§ **What you are asked to do**:
Drop every picture and give the entries back exactly.

§ **Dataset entries on figures**:
------
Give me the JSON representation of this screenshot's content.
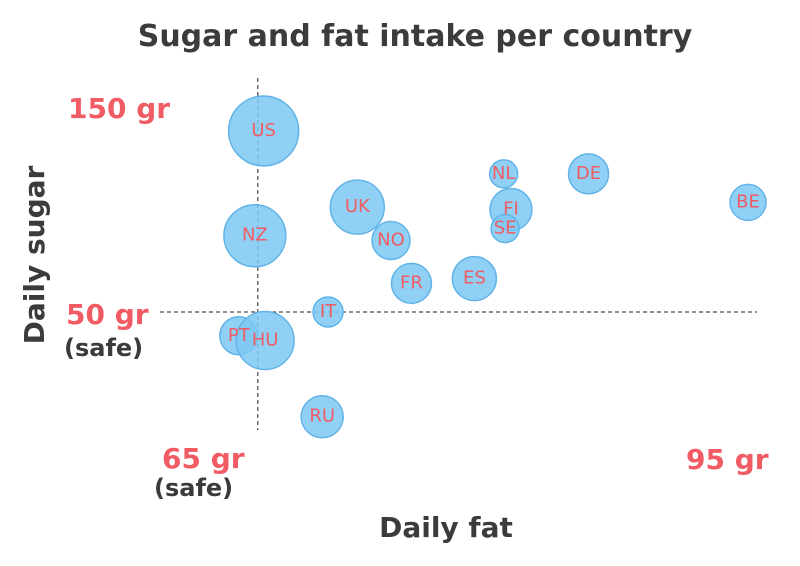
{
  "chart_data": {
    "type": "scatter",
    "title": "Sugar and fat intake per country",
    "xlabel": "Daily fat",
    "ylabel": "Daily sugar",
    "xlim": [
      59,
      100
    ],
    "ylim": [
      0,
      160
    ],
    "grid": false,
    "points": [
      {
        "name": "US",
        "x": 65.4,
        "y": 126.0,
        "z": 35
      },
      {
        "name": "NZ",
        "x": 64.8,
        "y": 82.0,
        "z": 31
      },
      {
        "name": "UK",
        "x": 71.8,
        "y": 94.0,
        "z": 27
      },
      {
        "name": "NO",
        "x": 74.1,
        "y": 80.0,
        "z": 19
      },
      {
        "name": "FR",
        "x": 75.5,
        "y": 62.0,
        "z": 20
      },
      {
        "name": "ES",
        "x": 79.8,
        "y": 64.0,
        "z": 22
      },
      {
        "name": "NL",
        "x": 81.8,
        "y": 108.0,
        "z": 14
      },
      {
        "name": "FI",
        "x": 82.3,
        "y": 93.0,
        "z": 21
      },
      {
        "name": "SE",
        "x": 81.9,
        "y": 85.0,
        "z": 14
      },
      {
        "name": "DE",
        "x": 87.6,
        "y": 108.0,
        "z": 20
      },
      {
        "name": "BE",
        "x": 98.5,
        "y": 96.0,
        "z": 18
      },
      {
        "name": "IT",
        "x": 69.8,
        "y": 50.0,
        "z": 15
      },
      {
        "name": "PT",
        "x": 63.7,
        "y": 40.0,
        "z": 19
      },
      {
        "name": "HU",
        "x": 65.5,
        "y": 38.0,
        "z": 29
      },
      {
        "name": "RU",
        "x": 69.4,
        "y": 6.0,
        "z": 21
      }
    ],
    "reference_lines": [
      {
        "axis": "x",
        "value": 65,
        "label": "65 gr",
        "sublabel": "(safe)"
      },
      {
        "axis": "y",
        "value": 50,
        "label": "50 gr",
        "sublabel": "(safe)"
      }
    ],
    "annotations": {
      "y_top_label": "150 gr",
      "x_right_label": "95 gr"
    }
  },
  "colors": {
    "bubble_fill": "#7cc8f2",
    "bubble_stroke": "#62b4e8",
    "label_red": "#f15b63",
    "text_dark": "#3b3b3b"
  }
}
------
§ **Exercise answer**:
Give me the JSON representation of this screenshot's content.
{
  "chart_data": {
    "type": "scatter",
    "title": "Sugar and fat intake per country",
    "xlabel": "Daily fat",
    "ylabel": "Daily sugar",
    "xlim": [
      59,
      100
    ],
    "ylim": [
      0,
      160
    ],
    "grid": false,
    "points": [
      {
        "name": "US",
        "x": 65.4,
        "y": 126.0,
        "z": 35
      },
      {
        "name": "NZ",
        "x": 64.8,
        "y": 82.0,
        "z": 31
      },
      {
        "name": "UK",
        "x": 71.8,
        "y": 94.0,
        "z": 27
      },
      {
        "name": "NO",
        "x": 74.1,
        "y": 80.0,
        "z": 19
      },
      {
        "name": "FR",
        "x": 75.5,
        "y": 62.0,
        "z": 20
      },
      {
        "name": "ES",
        "x": 79.8,
        "y": 64.0,
        "z": 22
      },
      {
        "name": "NL",
        "x": 81.8,
        "y": 108.0,
        "z": 14
      },
      {
        "name": "FI",
        "x": 82.3,
        "y": 93.0,
        "z": 21
      },
      {
        "name": "SE",
        "x": 81.9,
        "y": 85.0,
        "z": 14
      },
      {
        "name": "DE",
        "x": 87.6,
        "y": 108.0,
        "z": 20
      },
      {
        "name": "BE",
        "x": 98.5,
        "y": 96.0,
        "z": 18
      },
      {
        "name": "IT",
        "x": 69.8,
        "y": 50.0,
        "z": 15
      },
      {
        "name": "PT",
        "x": 63.7,
        "y": 40.0,
        "z": 19
      },
      {
        "name": "HU",
        "x": 65.5,
        "y": 38.0,
        "z": 29
      },
      {
        "name": "RU",
        "x": 69.4,
        "y": 6.0,
        "z": 21
      }
    ],
    "reference_lines": [
      {
        "axis": "x",
        "value": 65,
        "label": "65 gr",
        "sublabel": "(safe)"
      },
      {
        "axis": "y",
        "value": 50,
        "label": "50 gr",
        "sublabel": "(safe)"
      }
    ],
    "annotations": {
      "y_top_label": "150 gr",
      "x_right_label": "95 gr"
    }
  },
  "colors": {
    "bubble_fill": "#7cc8f2",
    "bubble_stroke": "#62b4e8",
    "label_red": "#f15b63",
    "text_dark": "#3b3b3b"
  }
}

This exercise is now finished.